- _WHAT IS EXPECTED_: Write out the material exactly, leaving every picture behind.

(Chart and figure data)
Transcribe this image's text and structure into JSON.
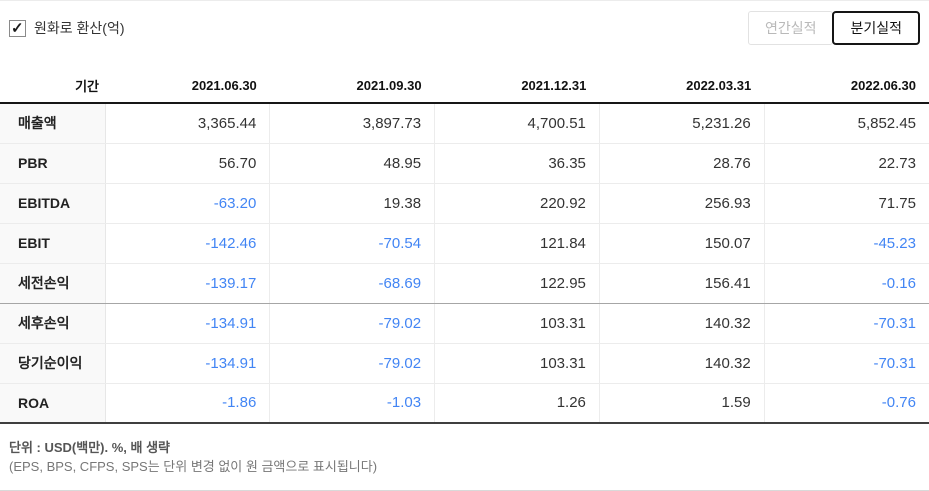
{
  "accent": {
    "negative_value_color": "#4285f4",
    "selected_button_border": "#151515"
  },
  "header": {
    "checkbox": {
      "checked": true,
      "label": "원화로 환산(억)"
    },
    "toggle_buttons": [
      {
        "label": "연간실적",
        "selected": false
      },
      {
        "label": "분기실적",
        "selected": true
      }
    ]
  },
  "table": {
    "period_header": "기간",
    "columns": [
      "2021.06.30",
      "2021.09.30",
      "2021.12.31",
      "2022.03.31",
      "2022.06.30"
    ],
    "rows": [
      {
        "label": "매출액",
        "values": [
          "3,365.44",
          "3,897.73",
          "4,700.51",
          "5,231.26",
          "5,852.45"
        ],
        "group_end": false
      },
      {
        "label": "PBR",
        "values": [
          "56.70",
          "48.95",
          "36.35",
          "28.76",
          "22.73"
        ],
        "group_end": false
      },
      {
        "label": "EBITDA",
        "values": [
          "-63.20",
          "19.38",
          "220.92",
          "256.93",
          "71.75"
        ],
        "group_end": false
      },
      {
        "label": "EBIT",
        "values": [
          "-142.46",
          "-70.54",
          "121.84",
          "150.07",
          "-45.23"
        ],
        "group_end": false
      },
      {
        "label": "세전손익",
        "values": [
          "-139.17",
          "-68.69",
          "122.95",
          "156.41",
          "-0.16"
        ],
        "group_end": true
      },
      {
        "label": "세후손익",
        "values": [
          "-134.91",
          "-79.02",
          "103.31",
          "140.32",
          "-70.31"
        ],
        "group_end": false
      },
      {
        "label": "당기순이익",
        "values": [
          "-134.91",
          "-79.02",
          "103.31",
          "140.32",
          "-70.31"
        ],
        "group_end": false
      },
      {
        "label": "ROA",
        "values": [
          "-1.86",
          "-1.03",
          "1.26",
          "1.59",
          "-0.76"
        ],
        "group_end": false
      }
    ]
  },
  "footer": {
    "line1": "단위 : USD(백만). %, 배 생략",
    "line2": "(EPS, BPS, CFPS, SPS는 단위 변경 없이 원 금액으로 표시됩니다)"
  }
}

- _RESPONSE BELOW_:
Transcribe this image's text and structure into JSON.
{
  "accent": {
    "negative_value_color": "#4285f4",
    "selected_button_border": "#151515"
  },
  "header": {
    "checkbox": {
      "checked": true,
      "label": "원화로 환산(억)"
    },
    "toggle_buttons": [
      {
        "label": "연간실적",
        "selected": false
      },
      {
        "label": "분기실적",
        "selected": true
      }
    ]
  },
  "table": {
    "period_header": "기간",
    "columns": [
      "2021.06.30",
      "2021.09.30",
      "2021.12.31",
      "2022.03.31",
      "2022.06.30"
    ],
    "rows": [
      {
        "label": "매출액",
        "values": [
          "3,365.44",
          "3,897.73",
          "4,700.51",
          "5,231.26",
          "5,852.45"
        ],
        "group_end": false
      },
      {
        "label": "PBR",
        "values": [
          "56.70",
          "48.95",
          "36.35",
          "28.76",
          "22.73"
        ],
        "group_end": false
      },
      {
        "label": "EBITDA",
        "values": [
          "-63.20",
          "19.38",
          "220.92",
          "256.93",
          "71.75"
        ],
        "group_end": false
      },
      {
        "label": "EBIT",
        "values": [
          "-142.46",
          "-70.54",
          "121.84",
          "150.07",
          "-45.23"
        ],
        "group_end": false
      },
      {
        "label": "세전손익",
        "values": [
          "-139.17",
          "-68.69",
          "122.95",
          "156.41",
          "-0.16"
        ],
        "group_end": true
      },
      {
        "label": "세후손익",
        "values": [
          "-134.91",
          "-79.02",
          "103.31",
          "140.32",
          "-70.31"
        ],
        "group_end": false
      },
      {
        "label": "당기순이익",
        "values": [
          "-134.91",
          "-79.02",
          "103.31",
          "140.32",
          "-70.31"
        ],
        "group_end": false
      },
      {
        "label": "ROA",
        "values": [
          "-1.86",
          "-1.03",
          "1.26",
          "1.59",
          "-0.76"
        ],
        "group_end": false
      }
    ]
  },
  "footer": {
    "line1": "단위 : USD(백만). %, 배 생략",
    "line2": "(EPS, BPS, CFPS, SPS는 단위 변경 없이 원 금액으로 표시됩니다)"
  }
}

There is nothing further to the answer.